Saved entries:

Begin

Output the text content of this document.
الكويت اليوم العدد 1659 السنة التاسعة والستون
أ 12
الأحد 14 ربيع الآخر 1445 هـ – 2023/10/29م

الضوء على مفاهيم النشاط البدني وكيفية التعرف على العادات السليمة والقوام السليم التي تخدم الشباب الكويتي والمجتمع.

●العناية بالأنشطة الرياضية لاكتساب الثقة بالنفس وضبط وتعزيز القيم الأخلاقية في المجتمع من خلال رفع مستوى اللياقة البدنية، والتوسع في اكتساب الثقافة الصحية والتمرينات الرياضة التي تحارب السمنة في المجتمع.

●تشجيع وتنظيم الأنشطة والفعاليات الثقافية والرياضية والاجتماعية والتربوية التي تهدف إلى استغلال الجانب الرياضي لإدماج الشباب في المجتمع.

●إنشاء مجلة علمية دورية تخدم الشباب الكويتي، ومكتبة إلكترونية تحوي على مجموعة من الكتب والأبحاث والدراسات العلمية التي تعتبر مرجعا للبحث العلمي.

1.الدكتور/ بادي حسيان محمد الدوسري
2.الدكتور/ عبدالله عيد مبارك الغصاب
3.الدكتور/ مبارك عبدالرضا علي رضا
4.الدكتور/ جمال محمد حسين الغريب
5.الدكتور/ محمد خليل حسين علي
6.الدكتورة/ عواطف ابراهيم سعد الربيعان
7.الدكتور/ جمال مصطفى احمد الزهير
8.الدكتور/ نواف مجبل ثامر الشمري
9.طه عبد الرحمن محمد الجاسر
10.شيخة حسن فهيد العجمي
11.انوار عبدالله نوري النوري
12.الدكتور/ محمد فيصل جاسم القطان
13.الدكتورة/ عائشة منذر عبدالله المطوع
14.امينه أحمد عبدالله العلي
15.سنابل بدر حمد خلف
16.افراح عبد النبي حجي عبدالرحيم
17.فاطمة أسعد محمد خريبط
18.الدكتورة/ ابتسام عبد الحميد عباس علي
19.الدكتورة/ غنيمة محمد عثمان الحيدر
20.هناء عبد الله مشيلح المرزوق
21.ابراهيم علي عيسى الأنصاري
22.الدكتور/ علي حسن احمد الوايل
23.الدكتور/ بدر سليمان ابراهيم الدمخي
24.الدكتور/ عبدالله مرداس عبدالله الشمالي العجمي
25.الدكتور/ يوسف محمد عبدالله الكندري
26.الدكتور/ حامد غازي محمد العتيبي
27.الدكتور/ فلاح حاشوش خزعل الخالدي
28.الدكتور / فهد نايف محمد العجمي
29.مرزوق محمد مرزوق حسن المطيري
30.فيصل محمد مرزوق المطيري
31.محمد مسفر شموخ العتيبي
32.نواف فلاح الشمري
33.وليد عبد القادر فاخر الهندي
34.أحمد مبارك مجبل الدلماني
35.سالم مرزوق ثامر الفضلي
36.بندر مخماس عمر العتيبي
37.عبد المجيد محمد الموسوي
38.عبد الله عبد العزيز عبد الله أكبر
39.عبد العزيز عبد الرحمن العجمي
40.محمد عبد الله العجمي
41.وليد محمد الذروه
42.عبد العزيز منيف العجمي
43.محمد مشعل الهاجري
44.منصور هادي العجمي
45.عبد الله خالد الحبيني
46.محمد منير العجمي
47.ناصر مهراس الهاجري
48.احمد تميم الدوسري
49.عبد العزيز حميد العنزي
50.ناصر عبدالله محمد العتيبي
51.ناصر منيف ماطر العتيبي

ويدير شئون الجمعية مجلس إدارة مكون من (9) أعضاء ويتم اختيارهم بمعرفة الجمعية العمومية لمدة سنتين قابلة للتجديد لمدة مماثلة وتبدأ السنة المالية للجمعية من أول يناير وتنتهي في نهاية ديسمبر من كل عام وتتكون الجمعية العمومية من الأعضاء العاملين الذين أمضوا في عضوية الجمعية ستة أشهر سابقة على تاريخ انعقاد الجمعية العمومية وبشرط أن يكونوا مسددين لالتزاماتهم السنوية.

End

Given exercise:
Which lines hold the word "الشباب"? Show each one.

Correct output:
الضوء على مفاهيم النشاط البدني وكيفية التعرف على العادات السليمة والقوام السليم التي تخدم الشباب الكويتي والمجتمع.
●تشجيع وتنظيم الأنشطة والفعاليات الثقافية والرياضية والاجتماعية والتربوية التي تهدف إلى استغلال الجانب الرياضي لإدماج الشباب في المجتمع.
●إنشاء مجلة علمية دورية تخدم الشباب الكويتي، ومكتبة إلكترونية تحوي على مجموعة من الكتب والأبحاث والدراسات العلمية التي تعتبر مرجعا للبحث العلمي.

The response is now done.